Written problem
Copy each line holding the string "qualis".

Stored records:
----------------------------------------

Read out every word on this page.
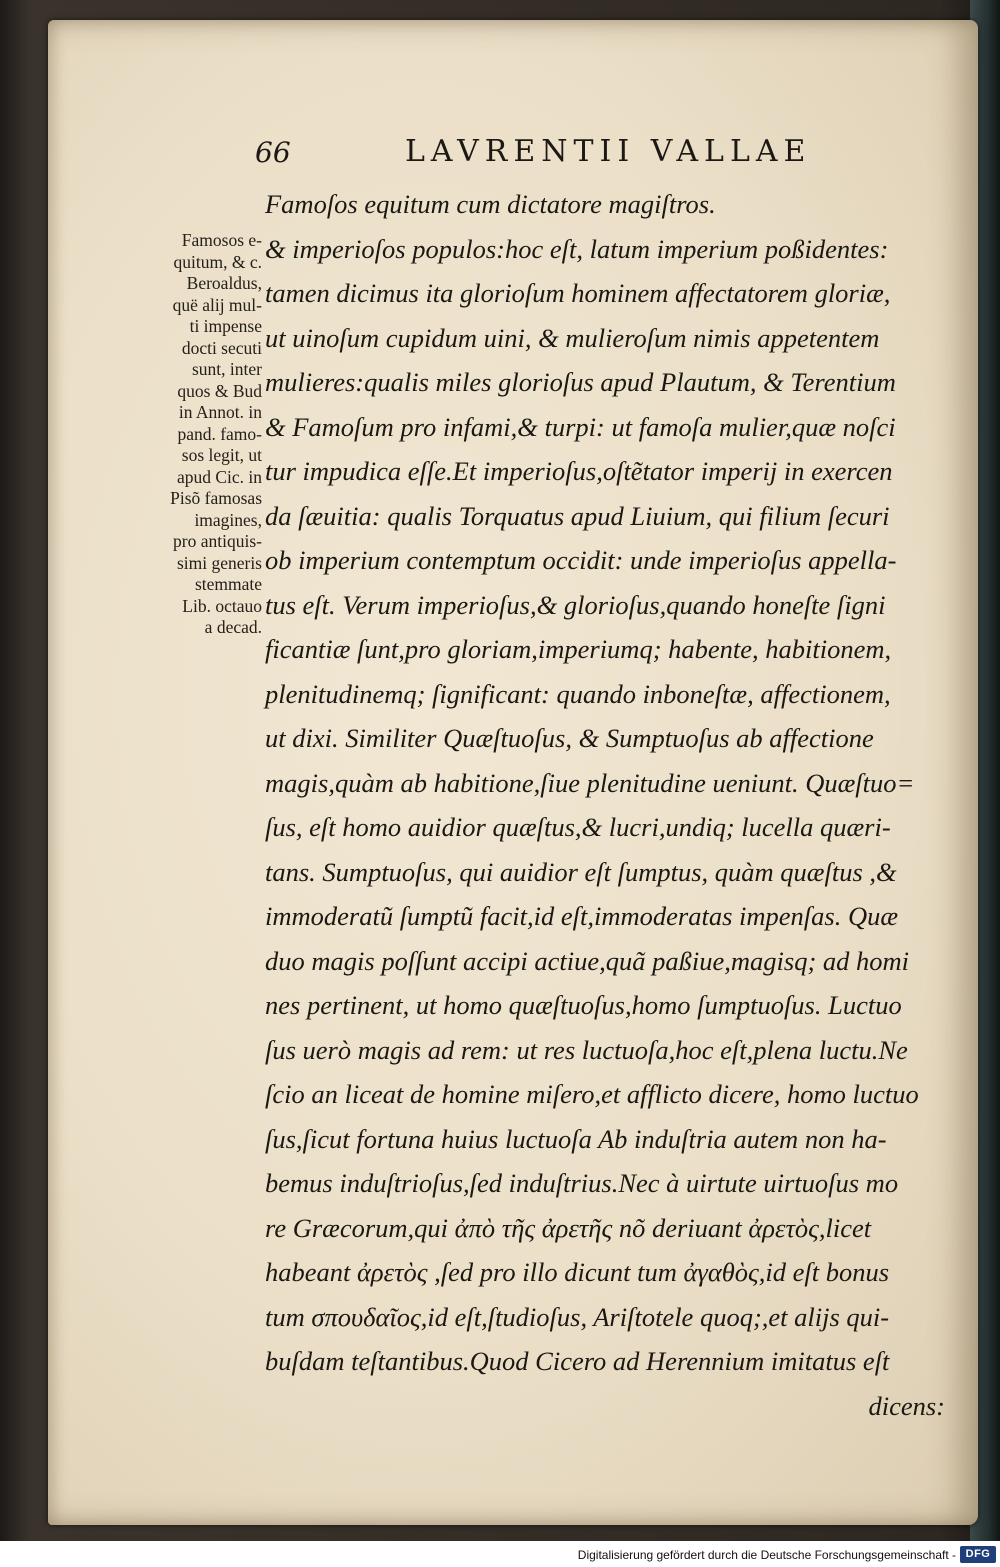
66	LAVRENTII VALLAE
Famosos e-
quitum, & c.
Beroaldus,
quë alij mul-
ti impense
docti secuti
sunt, inter
quos & Bud
in Annot. in
pand. famo-
sos legit, ut
apud Cic. in
Pisõ famosas
imagines,
pro antiquis-
simi generis
stemmate
Lib. octauo
a decad.
Famoſos equitum cum dictatore magiſtros.
& imperioſos populos:hoc eſt, latum imperium poßidentes:
tamen dicimus ita glorioſum hominem affectatorem gloriæ,
ut uinoſum cupidum uini, & mulieroſum nimis appetentem
mulieres:qualis miles glorioſus apud Plautum, & Terentium
& Famoſum pro infami,& turpi: ut famoſa mulier,quæ noſci
tur impudica eſſe.Et imperioſus,oſtẽtator imperij in exercen
da ſæuitia: qualis Torquatus apud Liuium, qui filium ſecuri
ob imperium contemptum occidit: unde imperioſus appella-
tus eſt. Verum imperioſus,& glorioſus,quando honeſte ſigni
ficantiæ ſunt,pro gloriam,imperiumq; habente, habitionem,
plenitudinemq; ſignificant: quando inboneſtæ, affectionem,
ut dixi. Similiter Quæſtuoſus, & Sumptuoſus ab affectione
magis,quàm ab habitione,ſiue plenitudine ueniunt. Quæſtuo=
ſus, eſt homo auidior quæſtus,& lucri,undiq; lucella quæri-
tans. Sumptuoſus, qui auidior eſt ſumptus, quàm quæſtus ,&
immoderatũ ſumptũ facit,id eſt,immoderatas impenſas. Quæ
duo magis poſſunt accipi actiue,quã paßiue,magisq; ad homi
nes pertinent, ut homo quæſtuoſus,homo ſumptuoſus. Luctuo
ſus uerò magis ad rem: ut res luctuoſa,hoc eſt,plena luctu.Ne
ſcio an liceat de homine miſero,et afflicto dicere, homo luctuo
ſus,ſicut fortuna huius luctuoſa Ab induſtria autem non ha-
bemus induſtrioſus,ſed induſtrius.Nec à uirtute uirtuoſus mo
re Græcorum,qui ἀπὸ τῆς ἀρετῆς nõ deriuant ἀρετὸς,licet
habeant ἀρετὸς ,ſed pro illo dicunt tum ἀγαθὸς,id eſt bonus
tum σπουδαῖος,id eſt,ſtudioſus, Ariſtotele quoq;,et alijs qui-
buſdam teſtantibus.Quod Cicero ad Herennium imitatus eſt
dicens:
Digitalisierung gefördert durch die Deutsche Forschungsgemeinschaft - DFG
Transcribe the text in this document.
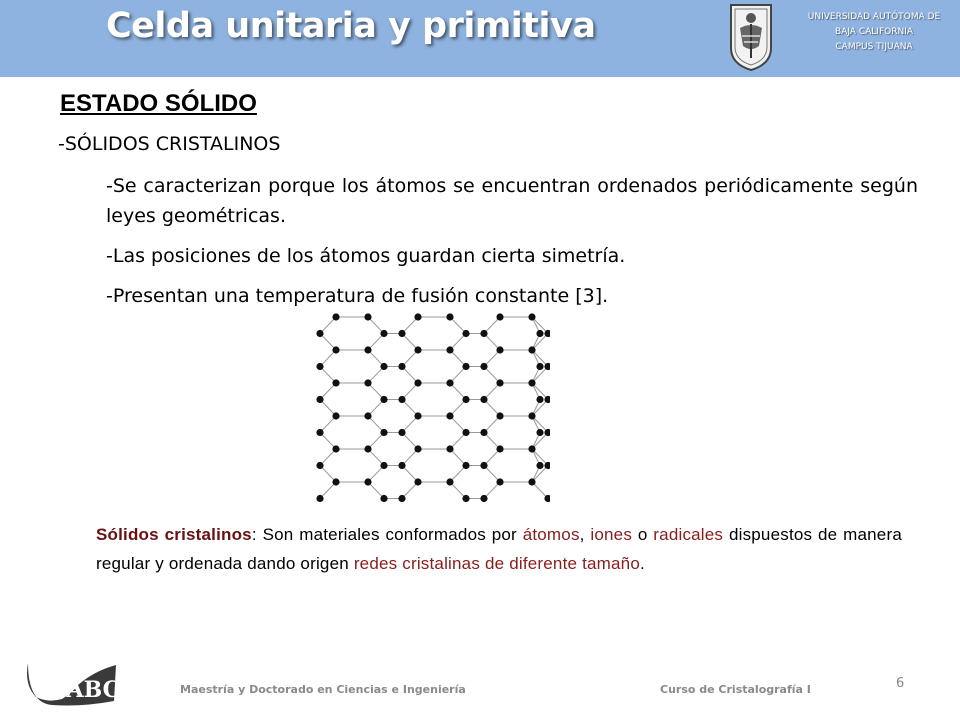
Celda unitaria y primitiva	UNIVERSIDAD AUTÓTOMA DE
BAJA CALIFORNIA
CAMPUS TIJUANA
ESTADO SÓLIDO
-SÓLIDOS CRISTALINOS
-Se caracterizan porque los átomos se encuentran ordenados periódicamente según leyes geométricas.
-Las posiciones de los átomos guardan cierta simetría.
-Presentan una temperatura de fusión constante [3].
Sólidos cristalinos: Son materiales conformados por átomos, iones o radicales dispuestos de manera regular y ordenada dando origen redes cristalinas de diferente tamaño.
UABC	Maestría y Doctorado en Ciencias e Ingeniería	Curso de Cristalografía I	6
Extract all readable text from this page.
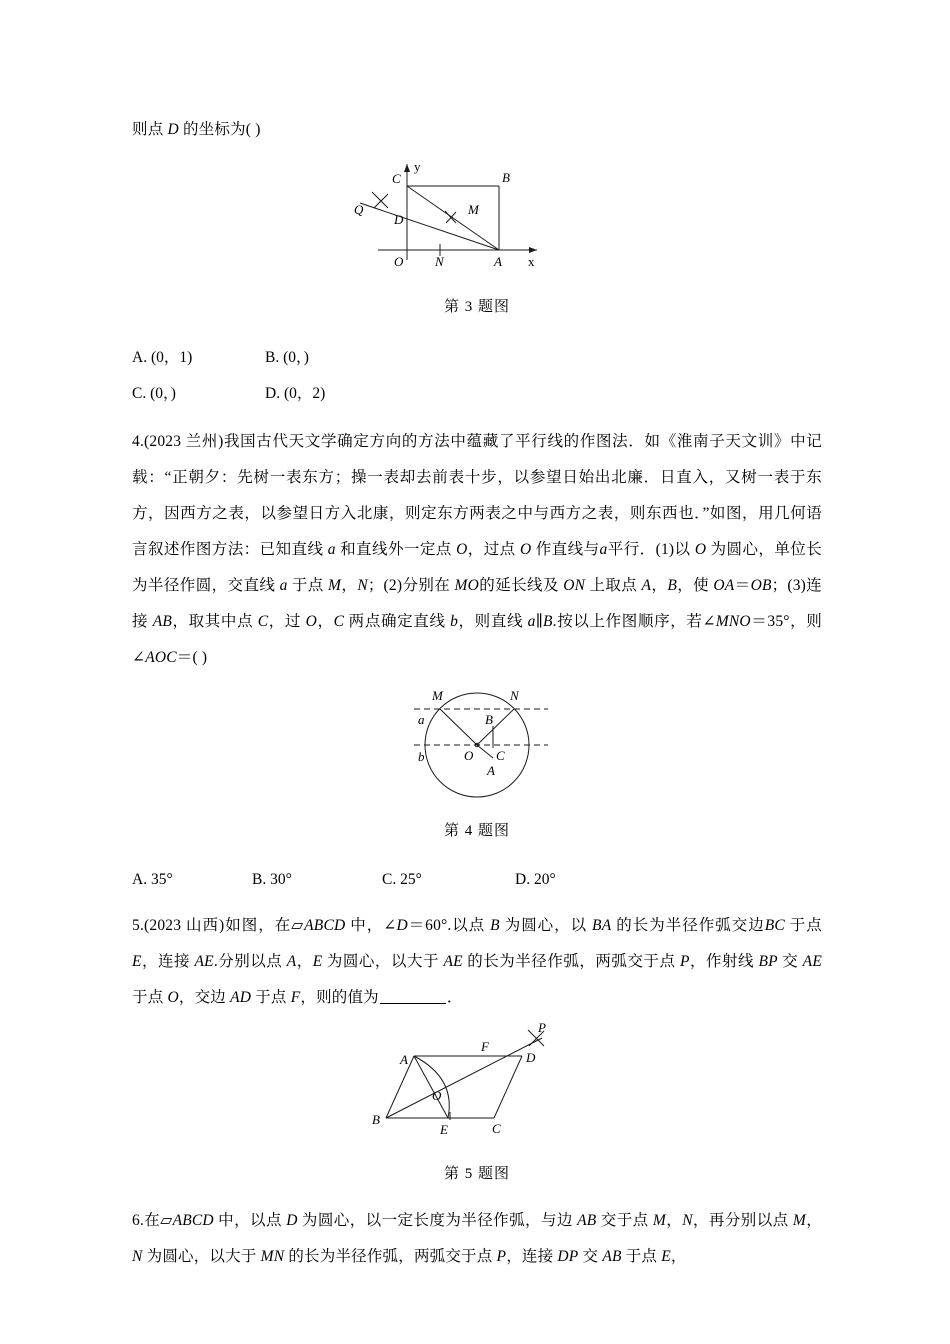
则点 D 的坐标为( )

x
y
C	B
M
Q
D
O N	A
第 3 题图
A. (0，1)	B. (0，)
C. (0，)	D. (0，2)

4.(2023 兰州)我国古代天文学确定方向的方法中蕴藏了平行线的作图法．如《淮南子天文训》中记载：“正朝夕：先树一表东方；操一表却去前表十步，以参望日始出北廉．日直入，又树一表于东方，因西方之表，以参望日方入北康，则定东方两表之中与西方之表，则东西也．”如图，用几何语言叙述作图方法：已知直线 a 和直线外一定点 O，过点 O 作直线与a平行．(1)以 O 为圆心，单位长为半径作圆，交直线 a 于点 M，N；(2)分别在 MO的延长线及 ON 上取点 A，B，使 OA＝OB；(3)连接 AB，取其中点 C，过 O，C 两点确定直线 b，则直线 a∥B.按以上作图顺序，若∠MNO＝35°，则∠AOC＝( )

M	N
a
b
B
O C
A
第 4 题图
A. 35°	B. 30°	C. 25°	D. 20°

5.(2023 山西)如图，在▱ABCD 中，∠D＝60°.以点 B 为圆心，以 BA 的长为半径作弧交边BC 于点 E，连接 AE.分别以点 A，E 为圆心，以大于 AE 的长为半径作弧，两弧交于点 P，作射线 BP 交 AE 于点 O，交边 AD 于点 F，则的值为	．

P
F
A	D
O
B
E	C
第 5 题图

6.在▱ABCD 中，以点 D 为圆心，以一定长度为半径作弧，与边 AB 交于点 M，N，再分别以点 M，N 为圆心，以大于 MN 的长为半径作弧，两弧交于点 P，连接 DP 交 AB 于点 E，
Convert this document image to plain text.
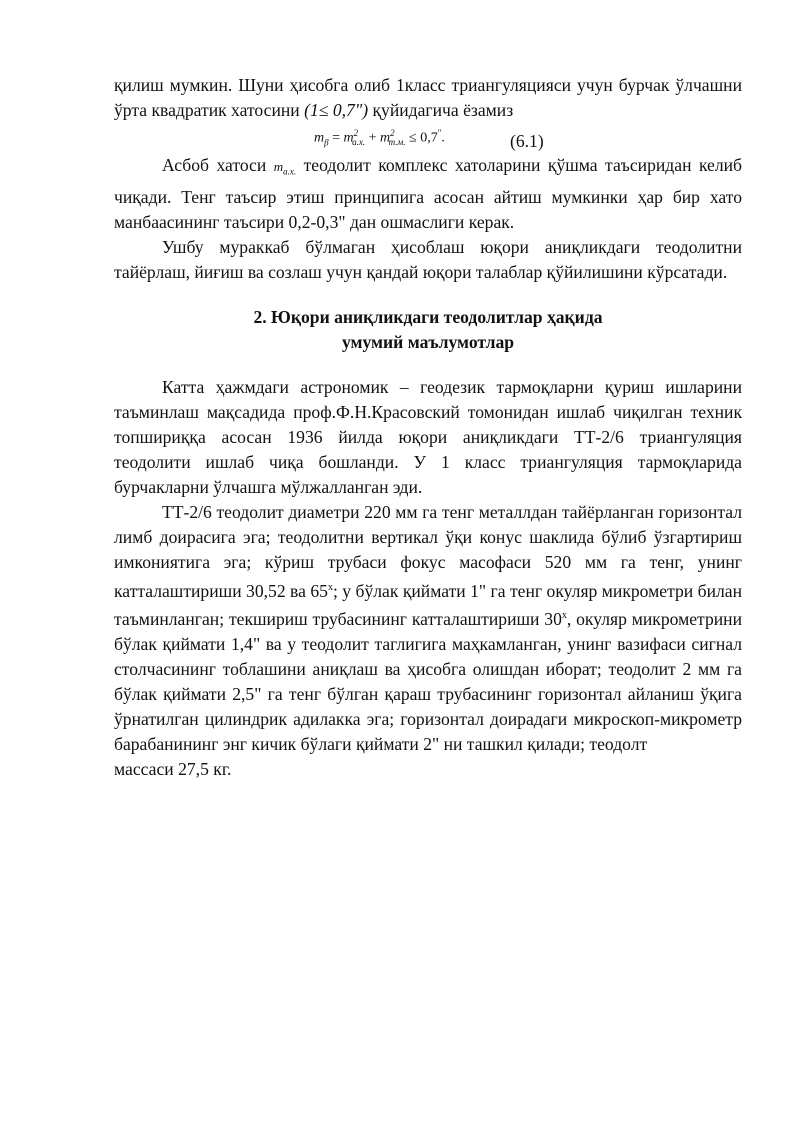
қилиш мумкин. Шуни ҳисобга олиб 1класс триангуляцияси учун бурчак ўлчашни ўрта квадратик хатосини (1≤ 0,7") қуйидагича ёзамиз

$m_\beta = m^2_{а.х.} + m^2_{т.м.} \le 0,7^"$.	(6.1)

Асбоб хатоси $m_{а.х.}$ теодолит комплекс хатоларини қўшма таъсиридан келиб чиқади. Тенг таъсир этиш принципига асосан айтиш мумкинки ҳар бир хато манбаасининг таъсири 0,2-0,3" дан ошмаслиги керак.

Ушбу мураккаб бўлмаган ҳисоблаш юқори аниқликдаги теодолитни тайёрлаш, йиғиш ва созлаш учун қандай юқори талаблар қўйилишини кўрсатади.

2. Юқори аниқликдаги теодолитлар ҳақида
умумий маълумотлар

Катта ҳажмдаги астрономик – геодезик тармоқларни қуриш ишларини таъминлаш мақсадида проф.Ф.Н.Красовский томонидан ишлаб чиқилган техник топшириққа асосан 1936 йилда юқори аниқликдаги ТТ-2/6 триангуляция теодолити ишлаб чиқа бошланди. У 1 класс триангуляция тармоқларида бурчакларни ўлчашга мўлжалланган эди.

ТТ-2/6 теодолит диаметри 220 мм га тенг металлдан тайёрланган горизонтал лимб доирасига эга; теодолитни вертикал ўқи конус шаклида бўлиб ўзгартириш имкониятига эга; кўриш трубаси фокус масофаси 520 мм га тенг, унинг катталаштириши 30,52 ва $65^х$; у бўлак қиймати 1" га тенг окуляр микрометри билан таъминланган; текшириш трубасининг катталаштириши $30^х$, окуляр микрометрини бўлак қиймати 1,4" ва у теодолит таглигига маҳкамланган, унинг вазифаси сигнал столчасининг тоблашини аниқлаш ва ҳисобга олишдан иборат; теодолит 2 мм га бўлак қиймати 2,5" га тенг бўлган қараш трубасининг горизонтал айланиш ўқига ўрнатилган цилиндрик адилакка эга; горизонтал доирадаги микроскоп-микрометр барабанининг энг кичик бўлаги қиймати 2" ни ташкил қилади; теодолт

массаси 27,5 кг.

----------------------------------------

Response to the task
mulieres:qualis miles glorioſus apud Plautum, & Terentium
da ſæuitia: qualis Torquatus apud Liuium, qui filium ſecuri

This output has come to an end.